Instructions to follow: Output everything from the start of the entries down to the line containing "1525, 943, 1537]" as a Markdown table with the columns Row and Entry. Number each line in Row and leave out any blank lines.

Stored items from a collection
START
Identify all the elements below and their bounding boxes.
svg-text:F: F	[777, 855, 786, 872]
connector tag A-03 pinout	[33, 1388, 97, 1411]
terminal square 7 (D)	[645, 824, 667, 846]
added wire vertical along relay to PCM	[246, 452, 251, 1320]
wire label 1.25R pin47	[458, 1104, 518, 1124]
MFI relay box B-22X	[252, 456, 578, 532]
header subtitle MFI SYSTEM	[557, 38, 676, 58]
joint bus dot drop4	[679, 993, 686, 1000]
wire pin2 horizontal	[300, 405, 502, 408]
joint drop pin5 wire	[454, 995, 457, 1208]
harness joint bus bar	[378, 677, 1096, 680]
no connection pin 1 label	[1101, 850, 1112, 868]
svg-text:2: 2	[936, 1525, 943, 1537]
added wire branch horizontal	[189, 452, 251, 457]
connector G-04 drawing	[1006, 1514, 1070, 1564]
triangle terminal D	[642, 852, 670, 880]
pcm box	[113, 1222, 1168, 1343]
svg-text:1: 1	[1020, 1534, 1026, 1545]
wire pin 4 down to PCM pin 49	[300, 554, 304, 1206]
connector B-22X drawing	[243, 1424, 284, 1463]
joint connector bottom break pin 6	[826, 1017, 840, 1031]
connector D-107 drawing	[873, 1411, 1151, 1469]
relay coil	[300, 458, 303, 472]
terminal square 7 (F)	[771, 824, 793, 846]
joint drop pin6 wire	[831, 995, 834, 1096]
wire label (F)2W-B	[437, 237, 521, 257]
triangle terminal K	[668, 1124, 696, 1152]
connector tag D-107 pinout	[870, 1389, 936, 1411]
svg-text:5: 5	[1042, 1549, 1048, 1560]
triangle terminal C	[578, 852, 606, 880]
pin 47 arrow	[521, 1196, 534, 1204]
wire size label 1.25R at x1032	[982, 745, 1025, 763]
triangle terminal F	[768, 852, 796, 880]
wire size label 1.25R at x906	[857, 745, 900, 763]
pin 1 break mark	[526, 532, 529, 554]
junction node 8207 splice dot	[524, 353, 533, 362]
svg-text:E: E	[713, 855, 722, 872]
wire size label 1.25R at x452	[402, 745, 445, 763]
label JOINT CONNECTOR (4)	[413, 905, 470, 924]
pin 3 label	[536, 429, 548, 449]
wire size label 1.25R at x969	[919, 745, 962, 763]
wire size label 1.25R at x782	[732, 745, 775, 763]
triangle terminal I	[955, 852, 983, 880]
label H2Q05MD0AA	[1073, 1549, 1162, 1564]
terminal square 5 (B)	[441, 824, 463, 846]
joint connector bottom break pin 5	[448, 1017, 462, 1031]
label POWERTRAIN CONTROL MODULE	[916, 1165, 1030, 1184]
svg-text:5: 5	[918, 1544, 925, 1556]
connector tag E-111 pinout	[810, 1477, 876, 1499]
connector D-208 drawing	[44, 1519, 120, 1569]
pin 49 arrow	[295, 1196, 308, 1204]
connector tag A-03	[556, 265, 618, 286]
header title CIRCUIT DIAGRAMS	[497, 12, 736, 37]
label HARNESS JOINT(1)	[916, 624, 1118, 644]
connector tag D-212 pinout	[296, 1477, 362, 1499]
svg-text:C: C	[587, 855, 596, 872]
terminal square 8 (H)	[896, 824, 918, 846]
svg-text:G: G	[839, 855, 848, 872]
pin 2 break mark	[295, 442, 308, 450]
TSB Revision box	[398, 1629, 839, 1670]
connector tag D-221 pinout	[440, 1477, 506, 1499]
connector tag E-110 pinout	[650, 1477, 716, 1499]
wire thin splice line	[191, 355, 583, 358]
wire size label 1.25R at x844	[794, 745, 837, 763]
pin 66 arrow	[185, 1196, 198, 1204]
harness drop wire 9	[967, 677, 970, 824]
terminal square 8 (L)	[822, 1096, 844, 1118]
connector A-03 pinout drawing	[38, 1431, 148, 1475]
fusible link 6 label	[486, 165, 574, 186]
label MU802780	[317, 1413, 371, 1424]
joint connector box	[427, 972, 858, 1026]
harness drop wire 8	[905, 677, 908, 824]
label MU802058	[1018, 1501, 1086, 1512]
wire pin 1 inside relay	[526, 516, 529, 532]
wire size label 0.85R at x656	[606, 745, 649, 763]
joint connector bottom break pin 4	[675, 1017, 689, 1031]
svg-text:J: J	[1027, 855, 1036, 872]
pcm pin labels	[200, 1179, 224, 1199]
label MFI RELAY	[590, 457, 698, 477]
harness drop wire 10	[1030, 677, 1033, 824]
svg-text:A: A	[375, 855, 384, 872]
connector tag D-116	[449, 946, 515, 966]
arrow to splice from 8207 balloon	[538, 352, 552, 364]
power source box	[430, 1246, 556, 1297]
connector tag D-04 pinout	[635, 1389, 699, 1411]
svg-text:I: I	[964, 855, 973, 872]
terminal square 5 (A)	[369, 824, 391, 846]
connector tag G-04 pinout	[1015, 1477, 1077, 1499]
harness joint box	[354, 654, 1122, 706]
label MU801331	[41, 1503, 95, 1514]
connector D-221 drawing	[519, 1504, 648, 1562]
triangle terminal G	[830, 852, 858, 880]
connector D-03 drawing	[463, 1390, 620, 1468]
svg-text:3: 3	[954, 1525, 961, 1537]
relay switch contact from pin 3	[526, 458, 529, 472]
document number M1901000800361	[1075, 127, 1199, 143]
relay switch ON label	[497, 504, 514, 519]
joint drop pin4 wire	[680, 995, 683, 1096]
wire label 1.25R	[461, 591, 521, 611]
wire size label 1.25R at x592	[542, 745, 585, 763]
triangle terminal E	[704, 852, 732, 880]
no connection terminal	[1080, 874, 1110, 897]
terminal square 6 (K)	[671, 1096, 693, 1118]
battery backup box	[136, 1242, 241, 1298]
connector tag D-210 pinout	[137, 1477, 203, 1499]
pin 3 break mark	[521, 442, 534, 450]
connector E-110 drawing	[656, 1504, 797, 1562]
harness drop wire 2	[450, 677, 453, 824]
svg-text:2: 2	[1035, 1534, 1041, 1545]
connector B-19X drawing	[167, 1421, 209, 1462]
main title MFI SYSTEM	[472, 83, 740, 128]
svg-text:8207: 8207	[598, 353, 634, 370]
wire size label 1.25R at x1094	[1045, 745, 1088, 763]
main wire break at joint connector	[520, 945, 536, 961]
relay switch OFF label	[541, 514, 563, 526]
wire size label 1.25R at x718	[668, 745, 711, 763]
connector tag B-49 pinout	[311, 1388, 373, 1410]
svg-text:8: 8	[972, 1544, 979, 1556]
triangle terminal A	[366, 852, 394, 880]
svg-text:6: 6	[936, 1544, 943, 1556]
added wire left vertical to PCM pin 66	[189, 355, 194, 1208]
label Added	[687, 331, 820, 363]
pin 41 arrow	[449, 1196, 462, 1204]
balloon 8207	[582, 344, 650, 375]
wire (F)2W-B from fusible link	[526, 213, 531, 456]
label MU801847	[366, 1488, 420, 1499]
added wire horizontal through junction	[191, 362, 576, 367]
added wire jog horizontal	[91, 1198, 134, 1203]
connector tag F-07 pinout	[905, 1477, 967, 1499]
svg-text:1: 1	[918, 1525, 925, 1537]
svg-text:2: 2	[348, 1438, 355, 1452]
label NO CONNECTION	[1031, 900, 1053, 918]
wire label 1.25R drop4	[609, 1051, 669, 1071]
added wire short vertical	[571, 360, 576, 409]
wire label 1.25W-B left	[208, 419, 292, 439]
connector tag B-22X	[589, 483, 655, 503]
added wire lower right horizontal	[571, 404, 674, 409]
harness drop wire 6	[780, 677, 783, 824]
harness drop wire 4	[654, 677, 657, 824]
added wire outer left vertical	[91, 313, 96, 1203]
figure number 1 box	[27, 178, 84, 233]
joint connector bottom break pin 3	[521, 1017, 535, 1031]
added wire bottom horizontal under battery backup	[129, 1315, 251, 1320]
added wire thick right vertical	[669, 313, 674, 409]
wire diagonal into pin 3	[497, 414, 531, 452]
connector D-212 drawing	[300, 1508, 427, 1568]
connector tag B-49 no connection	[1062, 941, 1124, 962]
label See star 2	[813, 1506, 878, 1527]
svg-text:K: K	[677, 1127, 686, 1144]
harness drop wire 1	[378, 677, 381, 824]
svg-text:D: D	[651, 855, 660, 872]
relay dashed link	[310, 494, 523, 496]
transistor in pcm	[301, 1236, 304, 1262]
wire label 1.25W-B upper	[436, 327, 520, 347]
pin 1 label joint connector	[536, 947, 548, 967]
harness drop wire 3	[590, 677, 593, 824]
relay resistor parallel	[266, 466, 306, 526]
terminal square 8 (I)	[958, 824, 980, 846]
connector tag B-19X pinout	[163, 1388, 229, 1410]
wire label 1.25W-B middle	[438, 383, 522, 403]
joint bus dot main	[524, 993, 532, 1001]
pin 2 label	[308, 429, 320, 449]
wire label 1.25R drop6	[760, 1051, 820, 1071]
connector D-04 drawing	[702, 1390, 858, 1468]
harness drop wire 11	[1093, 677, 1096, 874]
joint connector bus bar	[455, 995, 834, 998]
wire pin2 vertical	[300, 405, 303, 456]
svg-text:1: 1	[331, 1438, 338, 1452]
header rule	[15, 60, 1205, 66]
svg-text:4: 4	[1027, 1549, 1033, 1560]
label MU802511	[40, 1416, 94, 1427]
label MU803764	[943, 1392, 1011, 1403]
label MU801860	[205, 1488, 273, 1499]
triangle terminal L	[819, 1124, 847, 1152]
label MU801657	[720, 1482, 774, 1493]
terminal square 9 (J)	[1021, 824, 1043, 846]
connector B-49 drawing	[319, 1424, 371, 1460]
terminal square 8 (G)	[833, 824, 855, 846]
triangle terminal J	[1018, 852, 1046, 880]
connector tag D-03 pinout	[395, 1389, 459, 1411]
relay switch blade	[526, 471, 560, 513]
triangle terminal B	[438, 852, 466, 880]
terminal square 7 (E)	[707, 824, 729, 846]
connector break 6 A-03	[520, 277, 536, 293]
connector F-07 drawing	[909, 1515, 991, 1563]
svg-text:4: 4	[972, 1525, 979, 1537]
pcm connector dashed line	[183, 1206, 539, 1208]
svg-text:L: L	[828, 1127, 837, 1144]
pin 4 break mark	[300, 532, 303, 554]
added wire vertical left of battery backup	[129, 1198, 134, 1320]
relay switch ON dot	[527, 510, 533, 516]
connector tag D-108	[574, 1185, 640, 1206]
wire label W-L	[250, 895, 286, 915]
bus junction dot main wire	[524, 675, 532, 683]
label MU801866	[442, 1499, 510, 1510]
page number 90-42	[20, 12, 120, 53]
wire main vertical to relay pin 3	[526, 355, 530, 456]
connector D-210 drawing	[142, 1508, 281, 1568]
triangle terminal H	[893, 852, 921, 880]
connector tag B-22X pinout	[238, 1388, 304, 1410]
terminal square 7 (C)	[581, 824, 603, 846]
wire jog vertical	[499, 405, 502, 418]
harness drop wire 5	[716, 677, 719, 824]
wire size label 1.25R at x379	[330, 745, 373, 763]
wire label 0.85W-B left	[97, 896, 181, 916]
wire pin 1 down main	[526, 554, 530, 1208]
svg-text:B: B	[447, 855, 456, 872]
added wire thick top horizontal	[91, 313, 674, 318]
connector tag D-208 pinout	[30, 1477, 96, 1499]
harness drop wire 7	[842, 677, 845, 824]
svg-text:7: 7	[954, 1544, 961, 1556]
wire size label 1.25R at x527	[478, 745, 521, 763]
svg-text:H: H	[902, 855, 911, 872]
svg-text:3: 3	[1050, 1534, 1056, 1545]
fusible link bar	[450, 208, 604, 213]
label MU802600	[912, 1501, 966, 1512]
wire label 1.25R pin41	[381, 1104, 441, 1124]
END
Result of this exercise:
| Row | Entry |
|---|---|
| 1 | Identify all the elements below and their bounding boxes. |
| 2 | svg-text:F: F	[777, 855, 786, 872] |
| 3 | connector tag A-03 pinout	[33, 1388, 97, 1411] |
| 4 | terminal square 7 (D)	[645, 824, 667, 846] |
| 5 | added wire vertical along relay to PCM	[246, 452, 251, 1320] |
| 6 | wire label 1.25R pin47	[458, 1104, 518, 1124] |
| 7 | MFI relay box B-22X	[252, 456, 578, 532] |
| 8 | header subtitle MFI SYSTEM	[557, 38, 676, 58] |
| 9 | joint bus dot drop4	[679, 993, 686, 1000] |
| 10 | wire pin2 horizontal	[300, 405, 502, 408] |
| 11 | joint drop pin5 wire	[454, 995, 457, 1208] |
| 12 | harness joint bus bar	[378, 677, 1096, 680] |
| 13 | no connection pin 1 label	[1101, 850, 1112, 868] |
| 14 | svg-text:2: 2	[936, 1525, 943, 1537] |